> _Passage provided_
┄┄┄┄┄┄

Boat plugs, the controversy surrounds whether or not to have an extra one availiable for emergencies. The prepared boat angler never leaves home without at least a screwdriver and an old rag tucked away in his boat. The rag can be rolled up and stuffed into the plug hole quickly and efficiently in case of an emergency so extra boat plug holders may be looked down on as effeminate. Another controversy among boat owners is whether you can fish from a sail boat. Of course you can provided its not your sailboat. Do you know the damage a hook can do to a sail? Also, most sailboat owners wouldn't like it very much if you got a little bit of fish slime on their boat so its probably better to just go fishing out of boat with a working motor. You can easily test to see if your boat motor is working by putting it in a big trash can full of water and starting it. It will of course start on the first pull, you can now safely go out onto the river. The next time it will start will be the next time you stick it in a trash can to see why it didn't work on the last trip out. It never fails that the motor won't start on the lake even right after you got it to start in a trashcan. Maybe something left in the trash can clogs up one of the intake thingies and prevents the motor from starting again, maybe clean out the trashcan a little better next time.

┄┄┄┄┄┄

> _Records provided_

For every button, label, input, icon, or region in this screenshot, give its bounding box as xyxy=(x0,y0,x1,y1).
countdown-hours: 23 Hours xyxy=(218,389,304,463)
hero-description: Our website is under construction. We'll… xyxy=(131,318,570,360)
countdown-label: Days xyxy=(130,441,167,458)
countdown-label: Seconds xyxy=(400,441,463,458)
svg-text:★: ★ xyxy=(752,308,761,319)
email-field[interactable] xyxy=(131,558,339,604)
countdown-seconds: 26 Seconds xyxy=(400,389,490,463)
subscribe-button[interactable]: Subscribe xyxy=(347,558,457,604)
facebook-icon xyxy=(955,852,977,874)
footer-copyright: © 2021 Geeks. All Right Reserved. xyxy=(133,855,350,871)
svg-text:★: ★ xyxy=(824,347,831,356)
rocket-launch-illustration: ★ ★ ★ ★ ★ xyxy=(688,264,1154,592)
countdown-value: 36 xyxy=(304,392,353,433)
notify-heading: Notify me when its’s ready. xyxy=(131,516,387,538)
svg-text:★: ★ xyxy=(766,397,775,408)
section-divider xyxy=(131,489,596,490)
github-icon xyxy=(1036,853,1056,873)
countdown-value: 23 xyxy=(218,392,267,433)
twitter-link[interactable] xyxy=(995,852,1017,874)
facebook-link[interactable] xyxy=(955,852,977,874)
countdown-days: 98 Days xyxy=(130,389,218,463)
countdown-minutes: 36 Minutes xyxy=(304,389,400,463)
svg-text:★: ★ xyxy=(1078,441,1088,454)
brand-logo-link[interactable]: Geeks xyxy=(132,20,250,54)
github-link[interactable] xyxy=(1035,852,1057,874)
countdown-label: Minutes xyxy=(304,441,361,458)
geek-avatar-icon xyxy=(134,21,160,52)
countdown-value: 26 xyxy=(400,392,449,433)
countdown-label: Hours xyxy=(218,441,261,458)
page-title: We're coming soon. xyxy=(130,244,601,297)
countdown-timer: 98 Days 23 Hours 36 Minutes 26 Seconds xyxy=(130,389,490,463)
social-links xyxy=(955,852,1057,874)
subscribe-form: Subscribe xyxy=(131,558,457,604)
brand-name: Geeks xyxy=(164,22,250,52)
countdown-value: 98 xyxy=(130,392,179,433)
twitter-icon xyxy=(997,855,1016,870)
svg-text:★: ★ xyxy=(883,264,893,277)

┄┄┄┄┄┄

> _Complete the following_
1 – According to the boating passage, what two items does the prepared boat angler always bring along in the boat?
2 – Extract every row that contains the string "button".
The boating passage and the rows are unrelated to each other.

> _Task answers_
1 – A screwdriver and an old rag.

2 –
For every button, label, input, icon, or region in this screenshot, give its bounding box as xyxy=(x0,y0,x1,y1).
subscribe-button[interactable]: Subscribe xyxy=(347,558,457,604)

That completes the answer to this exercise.